#### [DIRECTIONS]
Present the data as a Markdown table with the columns Row and Line, starting at the first line and ending at the line that contains "x-tick-label: 2025-08-27 (463, 252, 473, 298)", both included. Number each row and leave out any blank lines.
───── MATERIAL SUPPLIED ─────
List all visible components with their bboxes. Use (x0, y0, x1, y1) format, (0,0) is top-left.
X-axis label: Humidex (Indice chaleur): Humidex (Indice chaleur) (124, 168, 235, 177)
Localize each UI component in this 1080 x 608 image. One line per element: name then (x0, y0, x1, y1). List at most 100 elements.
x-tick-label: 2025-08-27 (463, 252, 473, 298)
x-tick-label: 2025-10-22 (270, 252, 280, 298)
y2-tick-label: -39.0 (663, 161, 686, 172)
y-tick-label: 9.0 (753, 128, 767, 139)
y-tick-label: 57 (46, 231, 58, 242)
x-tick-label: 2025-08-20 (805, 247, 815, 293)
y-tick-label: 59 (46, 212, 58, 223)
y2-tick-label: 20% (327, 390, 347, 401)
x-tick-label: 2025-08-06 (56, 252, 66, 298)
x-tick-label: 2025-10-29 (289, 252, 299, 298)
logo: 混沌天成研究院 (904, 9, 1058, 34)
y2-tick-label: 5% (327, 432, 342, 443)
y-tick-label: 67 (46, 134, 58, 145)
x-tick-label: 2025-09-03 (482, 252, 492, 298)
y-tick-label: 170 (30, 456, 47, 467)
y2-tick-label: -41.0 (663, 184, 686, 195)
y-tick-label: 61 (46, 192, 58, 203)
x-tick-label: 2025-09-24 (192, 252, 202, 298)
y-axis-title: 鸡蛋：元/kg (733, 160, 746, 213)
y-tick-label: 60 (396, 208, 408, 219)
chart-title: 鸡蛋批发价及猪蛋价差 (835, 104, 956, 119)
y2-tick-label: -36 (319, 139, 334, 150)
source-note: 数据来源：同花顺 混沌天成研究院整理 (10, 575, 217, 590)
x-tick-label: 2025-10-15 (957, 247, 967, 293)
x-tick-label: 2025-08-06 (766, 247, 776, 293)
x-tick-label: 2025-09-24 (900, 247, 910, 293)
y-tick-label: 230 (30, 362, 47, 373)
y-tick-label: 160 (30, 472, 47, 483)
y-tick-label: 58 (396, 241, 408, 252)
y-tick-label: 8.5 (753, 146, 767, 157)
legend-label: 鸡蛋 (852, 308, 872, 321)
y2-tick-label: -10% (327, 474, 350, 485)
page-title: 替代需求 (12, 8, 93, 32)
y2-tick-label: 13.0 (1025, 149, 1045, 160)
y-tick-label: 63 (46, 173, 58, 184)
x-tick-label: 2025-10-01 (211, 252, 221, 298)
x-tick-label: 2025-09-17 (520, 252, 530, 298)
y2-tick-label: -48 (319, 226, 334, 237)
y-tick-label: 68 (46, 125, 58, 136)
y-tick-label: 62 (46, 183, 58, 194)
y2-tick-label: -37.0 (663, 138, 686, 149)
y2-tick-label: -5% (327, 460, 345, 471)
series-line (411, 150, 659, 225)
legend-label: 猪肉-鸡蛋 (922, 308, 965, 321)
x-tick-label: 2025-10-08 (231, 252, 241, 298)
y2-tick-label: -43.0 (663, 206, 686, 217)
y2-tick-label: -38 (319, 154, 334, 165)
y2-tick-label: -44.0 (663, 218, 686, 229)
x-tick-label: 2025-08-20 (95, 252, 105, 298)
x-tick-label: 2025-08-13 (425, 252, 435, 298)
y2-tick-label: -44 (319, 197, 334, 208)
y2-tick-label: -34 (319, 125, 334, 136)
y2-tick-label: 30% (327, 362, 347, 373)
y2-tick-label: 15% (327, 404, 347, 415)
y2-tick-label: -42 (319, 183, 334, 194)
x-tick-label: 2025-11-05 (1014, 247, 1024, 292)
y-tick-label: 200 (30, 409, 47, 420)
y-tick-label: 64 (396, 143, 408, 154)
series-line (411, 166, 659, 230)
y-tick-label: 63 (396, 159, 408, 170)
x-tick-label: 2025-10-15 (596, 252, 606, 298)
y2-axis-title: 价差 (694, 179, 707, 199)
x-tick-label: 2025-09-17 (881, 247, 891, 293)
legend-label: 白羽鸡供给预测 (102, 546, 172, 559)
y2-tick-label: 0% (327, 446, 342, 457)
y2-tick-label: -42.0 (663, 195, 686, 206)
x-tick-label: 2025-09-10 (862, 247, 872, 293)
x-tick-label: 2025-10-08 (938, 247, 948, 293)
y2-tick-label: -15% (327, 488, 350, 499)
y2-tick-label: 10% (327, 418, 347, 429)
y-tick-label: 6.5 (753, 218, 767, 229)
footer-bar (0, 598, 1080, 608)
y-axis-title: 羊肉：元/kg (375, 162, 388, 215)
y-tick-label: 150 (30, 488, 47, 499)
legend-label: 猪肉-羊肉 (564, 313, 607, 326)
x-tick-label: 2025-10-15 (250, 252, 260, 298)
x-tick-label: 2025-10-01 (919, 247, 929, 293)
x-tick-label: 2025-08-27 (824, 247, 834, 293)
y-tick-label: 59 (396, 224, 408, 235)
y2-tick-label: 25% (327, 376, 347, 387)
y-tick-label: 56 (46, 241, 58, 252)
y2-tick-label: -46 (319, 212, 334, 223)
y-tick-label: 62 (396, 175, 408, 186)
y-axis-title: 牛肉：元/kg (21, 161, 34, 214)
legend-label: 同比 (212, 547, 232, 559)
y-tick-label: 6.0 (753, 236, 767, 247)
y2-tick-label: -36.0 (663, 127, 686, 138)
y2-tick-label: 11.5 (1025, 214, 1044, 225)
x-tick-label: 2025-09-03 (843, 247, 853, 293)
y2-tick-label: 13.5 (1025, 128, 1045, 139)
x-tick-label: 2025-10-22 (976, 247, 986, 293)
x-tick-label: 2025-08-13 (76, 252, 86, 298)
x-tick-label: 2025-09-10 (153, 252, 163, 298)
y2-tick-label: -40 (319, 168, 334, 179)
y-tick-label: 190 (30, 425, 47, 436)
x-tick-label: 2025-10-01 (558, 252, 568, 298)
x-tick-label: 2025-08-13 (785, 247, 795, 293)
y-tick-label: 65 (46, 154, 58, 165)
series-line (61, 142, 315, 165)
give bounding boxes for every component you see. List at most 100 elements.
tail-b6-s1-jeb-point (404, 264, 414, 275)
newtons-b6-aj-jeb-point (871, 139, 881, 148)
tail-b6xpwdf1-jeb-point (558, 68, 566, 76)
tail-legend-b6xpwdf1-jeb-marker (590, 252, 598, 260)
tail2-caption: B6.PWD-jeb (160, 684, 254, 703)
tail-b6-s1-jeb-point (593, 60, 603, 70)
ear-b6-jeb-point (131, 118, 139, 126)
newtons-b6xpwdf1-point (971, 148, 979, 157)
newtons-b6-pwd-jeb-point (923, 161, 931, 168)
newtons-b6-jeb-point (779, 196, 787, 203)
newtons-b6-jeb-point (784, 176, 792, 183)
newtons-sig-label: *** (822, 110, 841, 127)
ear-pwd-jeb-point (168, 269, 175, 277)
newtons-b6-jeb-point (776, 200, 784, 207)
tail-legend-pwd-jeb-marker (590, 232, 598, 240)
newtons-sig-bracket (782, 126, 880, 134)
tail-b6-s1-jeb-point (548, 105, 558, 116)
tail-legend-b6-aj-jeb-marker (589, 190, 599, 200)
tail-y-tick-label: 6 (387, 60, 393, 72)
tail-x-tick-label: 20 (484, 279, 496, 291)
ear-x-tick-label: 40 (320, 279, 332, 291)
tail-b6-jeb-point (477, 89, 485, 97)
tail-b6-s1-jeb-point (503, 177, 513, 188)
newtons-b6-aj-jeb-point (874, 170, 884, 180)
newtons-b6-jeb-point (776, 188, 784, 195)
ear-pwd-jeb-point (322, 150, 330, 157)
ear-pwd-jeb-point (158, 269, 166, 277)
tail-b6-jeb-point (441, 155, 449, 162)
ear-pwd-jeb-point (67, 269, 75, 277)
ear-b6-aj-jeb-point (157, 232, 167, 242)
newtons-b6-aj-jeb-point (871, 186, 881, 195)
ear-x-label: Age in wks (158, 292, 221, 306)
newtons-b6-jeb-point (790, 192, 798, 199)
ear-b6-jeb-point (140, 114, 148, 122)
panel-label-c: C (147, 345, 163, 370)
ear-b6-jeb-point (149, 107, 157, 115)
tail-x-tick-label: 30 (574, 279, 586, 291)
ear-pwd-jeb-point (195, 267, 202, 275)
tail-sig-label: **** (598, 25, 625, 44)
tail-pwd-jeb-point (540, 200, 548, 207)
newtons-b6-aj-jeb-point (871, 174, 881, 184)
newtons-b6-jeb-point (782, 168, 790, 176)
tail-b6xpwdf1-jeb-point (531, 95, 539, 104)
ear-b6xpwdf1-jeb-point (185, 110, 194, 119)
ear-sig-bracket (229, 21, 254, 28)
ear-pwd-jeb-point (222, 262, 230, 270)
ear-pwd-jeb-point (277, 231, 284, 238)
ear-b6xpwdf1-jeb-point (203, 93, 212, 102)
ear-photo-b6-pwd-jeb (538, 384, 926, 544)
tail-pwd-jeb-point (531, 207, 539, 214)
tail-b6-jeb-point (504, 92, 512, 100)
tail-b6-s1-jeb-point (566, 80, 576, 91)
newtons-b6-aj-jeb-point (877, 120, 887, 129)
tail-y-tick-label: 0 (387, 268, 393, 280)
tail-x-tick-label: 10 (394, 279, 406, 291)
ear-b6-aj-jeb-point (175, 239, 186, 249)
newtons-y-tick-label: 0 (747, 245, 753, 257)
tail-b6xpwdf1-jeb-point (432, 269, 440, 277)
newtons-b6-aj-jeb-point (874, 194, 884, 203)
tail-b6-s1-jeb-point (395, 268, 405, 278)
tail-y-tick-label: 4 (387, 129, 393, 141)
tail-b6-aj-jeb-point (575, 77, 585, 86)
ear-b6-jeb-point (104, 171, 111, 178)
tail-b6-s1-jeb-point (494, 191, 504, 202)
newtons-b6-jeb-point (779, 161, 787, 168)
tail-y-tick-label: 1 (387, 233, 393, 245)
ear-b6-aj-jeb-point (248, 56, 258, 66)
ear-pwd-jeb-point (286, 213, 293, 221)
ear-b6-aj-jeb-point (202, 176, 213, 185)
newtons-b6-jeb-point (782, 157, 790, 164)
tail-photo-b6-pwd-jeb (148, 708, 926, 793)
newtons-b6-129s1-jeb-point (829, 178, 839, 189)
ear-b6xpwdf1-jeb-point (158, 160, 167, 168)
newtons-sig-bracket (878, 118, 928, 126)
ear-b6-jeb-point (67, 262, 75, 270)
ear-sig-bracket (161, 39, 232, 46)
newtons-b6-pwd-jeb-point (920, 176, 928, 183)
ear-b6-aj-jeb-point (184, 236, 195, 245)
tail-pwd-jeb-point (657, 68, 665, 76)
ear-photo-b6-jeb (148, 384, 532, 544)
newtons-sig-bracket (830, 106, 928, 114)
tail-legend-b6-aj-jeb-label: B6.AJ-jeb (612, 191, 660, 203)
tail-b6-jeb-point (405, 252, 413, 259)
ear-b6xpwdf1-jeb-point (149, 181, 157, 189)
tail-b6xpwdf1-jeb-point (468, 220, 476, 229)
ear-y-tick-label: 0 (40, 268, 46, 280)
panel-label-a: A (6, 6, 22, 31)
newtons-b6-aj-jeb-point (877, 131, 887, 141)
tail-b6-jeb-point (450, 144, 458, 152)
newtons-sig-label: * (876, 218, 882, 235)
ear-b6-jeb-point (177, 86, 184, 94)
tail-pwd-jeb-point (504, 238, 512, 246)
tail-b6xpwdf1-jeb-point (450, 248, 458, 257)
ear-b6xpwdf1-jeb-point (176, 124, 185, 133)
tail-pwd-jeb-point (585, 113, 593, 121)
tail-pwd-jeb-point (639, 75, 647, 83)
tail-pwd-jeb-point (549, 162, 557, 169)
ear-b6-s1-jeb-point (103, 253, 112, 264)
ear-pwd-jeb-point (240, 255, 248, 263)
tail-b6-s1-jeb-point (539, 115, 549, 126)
─────
#### [FINISHED TASK]
| Row | Line |
|---|---|
| 1 | List all visible components with their bboxes. Use (x0, y0, x1, y1) format, (0,0) is top-left. |
| 2 | X-axis label: Humidex (Indice chaleur): Humidex (Indice chaleur) (124, 168, 235, 177) |
| 3 | Localize each UI component in this 1080 x 608 image. One line per element: name then (x0, y0, x1, y1). List at most 100 elements. |
| 4 | x-tick-label: 2025-08-27 (463, 252, 473, 298) |